WHAT IS BEING ASKED -
In the entries, find all lines that hold the word "others" and copy them.

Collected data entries
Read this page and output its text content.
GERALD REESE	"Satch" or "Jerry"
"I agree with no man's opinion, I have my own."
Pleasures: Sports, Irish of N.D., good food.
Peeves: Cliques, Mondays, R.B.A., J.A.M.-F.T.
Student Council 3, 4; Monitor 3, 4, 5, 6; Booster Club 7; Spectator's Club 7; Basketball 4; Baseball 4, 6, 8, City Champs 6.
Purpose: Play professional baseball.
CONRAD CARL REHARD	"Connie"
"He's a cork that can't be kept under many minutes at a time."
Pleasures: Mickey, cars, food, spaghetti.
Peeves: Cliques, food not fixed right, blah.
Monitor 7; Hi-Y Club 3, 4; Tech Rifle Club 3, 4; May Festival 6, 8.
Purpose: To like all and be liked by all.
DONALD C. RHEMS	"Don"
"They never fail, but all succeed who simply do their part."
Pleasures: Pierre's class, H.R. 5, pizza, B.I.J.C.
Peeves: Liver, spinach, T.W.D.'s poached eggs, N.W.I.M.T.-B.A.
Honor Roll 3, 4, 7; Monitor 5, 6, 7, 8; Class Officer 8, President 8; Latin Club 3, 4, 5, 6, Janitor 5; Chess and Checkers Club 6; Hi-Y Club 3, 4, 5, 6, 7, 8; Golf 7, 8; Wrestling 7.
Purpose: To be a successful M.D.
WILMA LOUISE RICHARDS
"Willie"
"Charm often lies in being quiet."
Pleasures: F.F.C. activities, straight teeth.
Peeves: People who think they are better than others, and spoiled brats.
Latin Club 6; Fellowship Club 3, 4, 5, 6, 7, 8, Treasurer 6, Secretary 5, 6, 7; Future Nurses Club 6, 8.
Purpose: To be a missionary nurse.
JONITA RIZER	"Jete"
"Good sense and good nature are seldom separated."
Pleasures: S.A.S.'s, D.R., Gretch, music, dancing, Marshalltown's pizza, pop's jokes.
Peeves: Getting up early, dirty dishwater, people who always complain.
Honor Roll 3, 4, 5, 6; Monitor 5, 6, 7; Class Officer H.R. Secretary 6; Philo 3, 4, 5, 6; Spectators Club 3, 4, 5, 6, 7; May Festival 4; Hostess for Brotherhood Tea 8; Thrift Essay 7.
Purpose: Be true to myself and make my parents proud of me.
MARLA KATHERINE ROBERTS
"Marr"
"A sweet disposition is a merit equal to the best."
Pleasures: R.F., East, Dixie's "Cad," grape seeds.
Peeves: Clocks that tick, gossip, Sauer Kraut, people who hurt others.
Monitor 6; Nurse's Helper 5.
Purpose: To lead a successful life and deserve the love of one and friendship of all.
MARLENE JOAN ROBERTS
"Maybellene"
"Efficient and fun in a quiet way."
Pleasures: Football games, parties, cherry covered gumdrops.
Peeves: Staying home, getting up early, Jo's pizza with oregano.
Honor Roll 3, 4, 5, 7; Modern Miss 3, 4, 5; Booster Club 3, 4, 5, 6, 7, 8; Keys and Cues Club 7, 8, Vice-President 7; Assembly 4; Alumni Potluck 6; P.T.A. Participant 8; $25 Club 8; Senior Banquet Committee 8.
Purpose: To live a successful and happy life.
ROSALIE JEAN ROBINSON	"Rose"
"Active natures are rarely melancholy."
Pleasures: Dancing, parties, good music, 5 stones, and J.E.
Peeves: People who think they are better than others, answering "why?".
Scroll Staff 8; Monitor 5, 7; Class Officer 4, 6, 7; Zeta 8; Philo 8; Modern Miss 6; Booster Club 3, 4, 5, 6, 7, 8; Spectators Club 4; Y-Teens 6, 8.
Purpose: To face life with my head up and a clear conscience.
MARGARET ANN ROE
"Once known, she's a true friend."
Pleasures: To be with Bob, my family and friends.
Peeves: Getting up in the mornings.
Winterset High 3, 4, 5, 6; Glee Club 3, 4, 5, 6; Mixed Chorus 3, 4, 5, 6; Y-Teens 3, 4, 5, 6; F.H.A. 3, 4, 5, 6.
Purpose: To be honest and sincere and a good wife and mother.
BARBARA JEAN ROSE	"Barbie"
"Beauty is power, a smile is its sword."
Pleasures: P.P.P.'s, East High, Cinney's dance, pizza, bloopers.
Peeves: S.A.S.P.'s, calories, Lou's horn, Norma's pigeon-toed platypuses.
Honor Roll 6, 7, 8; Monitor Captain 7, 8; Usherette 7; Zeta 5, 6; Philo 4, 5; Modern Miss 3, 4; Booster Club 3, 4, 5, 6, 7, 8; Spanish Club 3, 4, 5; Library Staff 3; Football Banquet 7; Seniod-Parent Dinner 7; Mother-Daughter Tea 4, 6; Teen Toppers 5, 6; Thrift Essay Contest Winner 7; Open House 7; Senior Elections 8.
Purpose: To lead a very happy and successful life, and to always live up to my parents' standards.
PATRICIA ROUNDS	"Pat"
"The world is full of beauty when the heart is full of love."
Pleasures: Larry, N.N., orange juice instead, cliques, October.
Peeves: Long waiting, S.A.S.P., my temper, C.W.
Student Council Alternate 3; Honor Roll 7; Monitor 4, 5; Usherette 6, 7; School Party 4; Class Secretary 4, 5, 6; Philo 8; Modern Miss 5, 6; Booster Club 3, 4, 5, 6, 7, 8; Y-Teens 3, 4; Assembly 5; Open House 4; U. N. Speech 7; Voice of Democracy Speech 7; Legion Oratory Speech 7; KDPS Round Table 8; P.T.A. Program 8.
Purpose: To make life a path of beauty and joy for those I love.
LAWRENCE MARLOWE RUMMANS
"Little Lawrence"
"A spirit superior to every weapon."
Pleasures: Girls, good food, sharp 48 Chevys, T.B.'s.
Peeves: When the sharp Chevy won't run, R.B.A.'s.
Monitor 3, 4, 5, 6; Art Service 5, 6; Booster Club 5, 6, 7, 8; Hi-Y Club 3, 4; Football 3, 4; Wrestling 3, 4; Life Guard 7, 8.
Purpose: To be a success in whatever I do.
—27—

SOLUTION BELOW -
Peeves: People who think they are better than others, and spoiled brats.
Peeves: Clocks that tick, gossip, Sauer Kraut, people who hurt others.
Peeves: People who think they are better than others, answering "why?".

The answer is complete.